╔══
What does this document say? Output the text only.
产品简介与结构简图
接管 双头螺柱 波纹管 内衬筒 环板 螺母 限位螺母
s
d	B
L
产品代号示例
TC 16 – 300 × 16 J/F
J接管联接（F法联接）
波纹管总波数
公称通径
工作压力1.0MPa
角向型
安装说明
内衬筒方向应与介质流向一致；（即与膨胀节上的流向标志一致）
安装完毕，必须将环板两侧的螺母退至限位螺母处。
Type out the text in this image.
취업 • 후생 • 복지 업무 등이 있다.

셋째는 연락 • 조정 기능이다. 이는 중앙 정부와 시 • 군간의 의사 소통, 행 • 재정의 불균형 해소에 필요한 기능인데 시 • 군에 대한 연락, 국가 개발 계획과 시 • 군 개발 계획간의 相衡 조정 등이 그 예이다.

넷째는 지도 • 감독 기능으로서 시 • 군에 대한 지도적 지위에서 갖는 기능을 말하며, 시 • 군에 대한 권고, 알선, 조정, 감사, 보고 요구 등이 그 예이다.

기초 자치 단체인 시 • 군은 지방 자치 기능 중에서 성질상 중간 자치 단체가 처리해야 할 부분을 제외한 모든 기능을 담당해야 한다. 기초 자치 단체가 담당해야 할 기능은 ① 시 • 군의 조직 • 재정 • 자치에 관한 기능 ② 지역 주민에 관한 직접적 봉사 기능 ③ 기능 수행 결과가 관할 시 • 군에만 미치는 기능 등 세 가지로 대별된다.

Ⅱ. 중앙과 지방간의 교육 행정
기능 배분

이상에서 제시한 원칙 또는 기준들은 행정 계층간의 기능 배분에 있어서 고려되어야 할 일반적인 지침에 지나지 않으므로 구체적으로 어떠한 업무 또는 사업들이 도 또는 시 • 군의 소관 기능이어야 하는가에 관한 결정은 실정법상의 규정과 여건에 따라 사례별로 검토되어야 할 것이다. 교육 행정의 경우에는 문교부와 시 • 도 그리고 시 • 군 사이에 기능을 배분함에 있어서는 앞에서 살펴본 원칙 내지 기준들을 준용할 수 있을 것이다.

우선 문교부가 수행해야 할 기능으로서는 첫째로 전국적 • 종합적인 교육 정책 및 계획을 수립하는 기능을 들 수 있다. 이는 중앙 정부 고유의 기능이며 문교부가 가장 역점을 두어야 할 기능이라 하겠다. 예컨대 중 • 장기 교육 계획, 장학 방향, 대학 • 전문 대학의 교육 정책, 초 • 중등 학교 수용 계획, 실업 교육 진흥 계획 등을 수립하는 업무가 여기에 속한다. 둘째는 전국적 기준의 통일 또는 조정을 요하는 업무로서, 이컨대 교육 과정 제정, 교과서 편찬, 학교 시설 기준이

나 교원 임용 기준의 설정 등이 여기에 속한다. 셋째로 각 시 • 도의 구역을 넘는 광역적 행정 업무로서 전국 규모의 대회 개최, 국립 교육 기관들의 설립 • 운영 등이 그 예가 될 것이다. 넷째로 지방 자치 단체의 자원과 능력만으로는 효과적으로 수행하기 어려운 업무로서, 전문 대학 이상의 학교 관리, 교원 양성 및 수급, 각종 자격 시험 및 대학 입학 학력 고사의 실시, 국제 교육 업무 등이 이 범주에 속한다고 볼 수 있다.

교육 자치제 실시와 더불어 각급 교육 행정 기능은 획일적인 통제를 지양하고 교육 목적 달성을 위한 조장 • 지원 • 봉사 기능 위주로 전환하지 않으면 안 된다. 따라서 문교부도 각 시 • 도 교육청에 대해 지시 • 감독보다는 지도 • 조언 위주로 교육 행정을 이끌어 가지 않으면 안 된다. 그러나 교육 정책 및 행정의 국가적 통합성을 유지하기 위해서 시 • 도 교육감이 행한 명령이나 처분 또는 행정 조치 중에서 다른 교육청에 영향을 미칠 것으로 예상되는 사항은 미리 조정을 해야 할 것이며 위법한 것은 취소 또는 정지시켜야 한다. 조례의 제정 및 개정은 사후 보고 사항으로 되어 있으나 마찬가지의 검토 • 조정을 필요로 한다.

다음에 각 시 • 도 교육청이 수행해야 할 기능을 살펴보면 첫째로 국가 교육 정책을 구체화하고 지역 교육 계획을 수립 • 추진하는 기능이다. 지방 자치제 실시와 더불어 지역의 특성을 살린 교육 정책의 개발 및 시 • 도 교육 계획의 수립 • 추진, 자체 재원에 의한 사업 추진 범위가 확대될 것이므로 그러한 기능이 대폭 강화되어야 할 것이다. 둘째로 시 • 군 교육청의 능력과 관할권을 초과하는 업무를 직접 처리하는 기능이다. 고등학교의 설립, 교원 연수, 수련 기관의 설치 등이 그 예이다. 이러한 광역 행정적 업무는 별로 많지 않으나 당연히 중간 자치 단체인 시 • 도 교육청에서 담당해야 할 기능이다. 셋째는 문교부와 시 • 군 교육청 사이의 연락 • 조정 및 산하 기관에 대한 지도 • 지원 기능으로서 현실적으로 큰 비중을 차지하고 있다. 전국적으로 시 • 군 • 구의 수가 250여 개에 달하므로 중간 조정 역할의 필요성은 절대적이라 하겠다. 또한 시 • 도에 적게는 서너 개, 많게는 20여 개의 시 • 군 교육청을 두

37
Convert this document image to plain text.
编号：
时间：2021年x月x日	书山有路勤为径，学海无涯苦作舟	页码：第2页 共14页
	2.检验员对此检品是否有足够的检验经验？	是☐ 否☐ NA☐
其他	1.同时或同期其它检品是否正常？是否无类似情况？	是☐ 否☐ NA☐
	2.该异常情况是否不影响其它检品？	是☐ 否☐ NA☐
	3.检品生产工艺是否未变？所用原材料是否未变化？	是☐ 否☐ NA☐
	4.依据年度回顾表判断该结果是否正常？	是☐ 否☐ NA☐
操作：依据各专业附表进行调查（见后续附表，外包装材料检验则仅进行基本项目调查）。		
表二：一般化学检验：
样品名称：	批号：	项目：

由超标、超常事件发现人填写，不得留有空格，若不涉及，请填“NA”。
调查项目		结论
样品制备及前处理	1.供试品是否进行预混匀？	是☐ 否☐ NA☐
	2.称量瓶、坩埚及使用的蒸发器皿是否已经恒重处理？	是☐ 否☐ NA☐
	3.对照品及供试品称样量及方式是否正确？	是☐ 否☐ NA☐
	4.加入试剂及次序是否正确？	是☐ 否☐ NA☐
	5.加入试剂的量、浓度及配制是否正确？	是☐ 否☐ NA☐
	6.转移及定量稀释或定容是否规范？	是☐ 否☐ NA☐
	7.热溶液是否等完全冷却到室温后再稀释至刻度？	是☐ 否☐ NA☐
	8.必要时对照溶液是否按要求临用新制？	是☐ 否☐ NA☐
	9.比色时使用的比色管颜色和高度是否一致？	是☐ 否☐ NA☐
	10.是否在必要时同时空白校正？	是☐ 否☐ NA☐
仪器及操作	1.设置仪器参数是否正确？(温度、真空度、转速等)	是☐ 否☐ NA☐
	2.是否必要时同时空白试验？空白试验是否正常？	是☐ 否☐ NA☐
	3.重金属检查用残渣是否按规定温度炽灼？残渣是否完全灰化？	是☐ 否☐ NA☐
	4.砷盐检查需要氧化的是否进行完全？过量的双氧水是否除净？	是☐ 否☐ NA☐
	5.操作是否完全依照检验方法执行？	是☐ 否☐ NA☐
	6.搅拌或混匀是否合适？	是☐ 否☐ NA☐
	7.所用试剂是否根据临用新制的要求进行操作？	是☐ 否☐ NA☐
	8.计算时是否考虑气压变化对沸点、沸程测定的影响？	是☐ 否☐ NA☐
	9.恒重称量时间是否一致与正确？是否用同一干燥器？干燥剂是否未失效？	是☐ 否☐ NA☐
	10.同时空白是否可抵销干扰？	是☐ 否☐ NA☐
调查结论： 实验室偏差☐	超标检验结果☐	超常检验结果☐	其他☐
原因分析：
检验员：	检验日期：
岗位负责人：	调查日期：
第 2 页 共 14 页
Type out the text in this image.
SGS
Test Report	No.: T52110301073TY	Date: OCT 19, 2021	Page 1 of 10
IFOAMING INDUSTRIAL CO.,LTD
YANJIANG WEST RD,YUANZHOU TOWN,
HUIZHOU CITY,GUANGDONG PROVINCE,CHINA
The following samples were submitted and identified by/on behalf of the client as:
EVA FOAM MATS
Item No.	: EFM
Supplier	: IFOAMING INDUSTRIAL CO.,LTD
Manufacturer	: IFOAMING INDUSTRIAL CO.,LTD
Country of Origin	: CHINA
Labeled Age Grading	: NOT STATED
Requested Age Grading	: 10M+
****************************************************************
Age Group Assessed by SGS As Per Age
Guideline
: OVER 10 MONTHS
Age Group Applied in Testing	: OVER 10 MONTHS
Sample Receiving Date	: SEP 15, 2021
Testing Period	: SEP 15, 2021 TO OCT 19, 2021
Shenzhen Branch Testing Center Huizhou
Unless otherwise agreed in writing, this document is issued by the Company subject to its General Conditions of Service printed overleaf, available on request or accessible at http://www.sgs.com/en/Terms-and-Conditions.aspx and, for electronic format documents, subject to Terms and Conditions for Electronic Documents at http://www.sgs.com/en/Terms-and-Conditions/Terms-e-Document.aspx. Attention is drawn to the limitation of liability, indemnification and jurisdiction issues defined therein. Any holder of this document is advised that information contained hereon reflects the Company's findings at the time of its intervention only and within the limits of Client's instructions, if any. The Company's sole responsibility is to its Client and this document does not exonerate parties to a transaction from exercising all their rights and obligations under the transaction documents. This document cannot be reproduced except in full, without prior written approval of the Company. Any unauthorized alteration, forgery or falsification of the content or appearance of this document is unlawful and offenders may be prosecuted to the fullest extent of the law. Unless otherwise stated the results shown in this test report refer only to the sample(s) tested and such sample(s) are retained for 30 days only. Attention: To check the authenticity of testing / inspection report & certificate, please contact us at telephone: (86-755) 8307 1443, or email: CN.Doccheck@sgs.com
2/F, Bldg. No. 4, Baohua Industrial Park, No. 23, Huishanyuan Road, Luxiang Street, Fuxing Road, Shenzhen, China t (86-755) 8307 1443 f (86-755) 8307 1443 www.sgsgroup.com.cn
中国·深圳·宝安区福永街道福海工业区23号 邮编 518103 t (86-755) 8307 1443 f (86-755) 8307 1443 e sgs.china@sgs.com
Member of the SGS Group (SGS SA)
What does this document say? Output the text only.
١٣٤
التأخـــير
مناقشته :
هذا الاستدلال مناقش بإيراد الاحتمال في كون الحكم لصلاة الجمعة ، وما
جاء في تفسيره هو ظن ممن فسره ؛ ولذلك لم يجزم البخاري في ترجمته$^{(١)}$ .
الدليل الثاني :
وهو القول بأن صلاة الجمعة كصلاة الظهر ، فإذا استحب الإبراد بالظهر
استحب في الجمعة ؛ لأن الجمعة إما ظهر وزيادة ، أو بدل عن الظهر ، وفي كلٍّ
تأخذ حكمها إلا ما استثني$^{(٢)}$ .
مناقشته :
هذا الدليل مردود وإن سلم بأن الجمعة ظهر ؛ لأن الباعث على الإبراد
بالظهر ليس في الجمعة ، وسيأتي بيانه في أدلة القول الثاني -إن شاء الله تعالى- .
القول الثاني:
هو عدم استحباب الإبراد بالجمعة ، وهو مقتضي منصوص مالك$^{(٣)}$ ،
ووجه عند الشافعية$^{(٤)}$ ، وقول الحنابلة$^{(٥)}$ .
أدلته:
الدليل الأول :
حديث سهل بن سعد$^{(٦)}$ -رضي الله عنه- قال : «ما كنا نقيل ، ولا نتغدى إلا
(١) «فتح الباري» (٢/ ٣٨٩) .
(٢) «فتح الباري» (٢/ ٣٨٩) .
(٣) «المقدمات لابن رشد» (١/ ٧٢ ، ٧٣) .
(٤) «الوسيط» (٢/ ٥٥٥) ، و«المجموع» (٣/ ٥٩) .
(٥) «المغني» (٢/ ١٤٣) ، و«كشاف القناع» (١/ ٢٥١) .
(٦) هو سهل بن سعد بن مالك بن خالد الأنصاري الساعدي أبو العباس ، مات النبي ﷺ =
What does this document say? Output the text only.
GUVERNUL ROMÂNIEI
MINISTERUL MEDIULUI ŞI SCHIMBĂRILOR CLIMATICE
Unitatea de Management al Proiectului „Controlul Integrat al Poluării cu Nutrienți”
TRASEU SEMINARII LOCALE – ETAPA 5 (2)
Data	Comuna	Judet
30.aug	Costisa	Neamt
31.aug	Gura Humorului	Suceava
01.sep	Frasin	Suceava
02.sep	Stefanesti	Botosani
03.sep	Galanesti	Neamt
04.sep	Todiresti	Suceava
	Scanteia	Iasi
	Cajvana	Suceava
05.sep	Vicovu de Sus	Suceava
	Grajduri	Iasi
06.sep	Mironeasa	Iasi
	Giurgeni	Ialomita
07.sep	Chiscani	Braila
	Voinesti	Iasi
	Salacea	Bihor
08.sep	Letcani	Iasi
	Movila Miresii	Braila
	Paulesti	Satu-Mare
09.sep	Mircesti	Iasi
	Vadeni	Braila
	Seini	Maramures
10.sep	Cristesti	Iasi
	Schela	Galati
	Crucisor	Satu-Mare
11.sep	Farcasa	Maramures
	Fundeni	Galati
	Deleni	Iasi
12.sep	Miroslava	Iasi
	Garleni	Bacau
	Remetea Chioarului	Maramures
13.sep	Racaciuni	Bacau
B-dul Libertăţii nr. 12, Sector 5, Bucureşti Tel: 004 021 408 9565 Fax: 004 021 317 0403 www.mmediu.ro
╚══
What you need to do | In the material above, show every line where the word "Shenzhen" turns up.

Solution below |
Shenzhen Branch Testing Center Huizhou
2/F, Bldg. No. 4, Baohua Industrial Park, No. 23, Huishanyuan Road, Luxiang Street, Fuxing Road, Shenzhen, China t (86-755) 8307 1443 f (86-755) 8307 1443 www.sgsgroup.com.cn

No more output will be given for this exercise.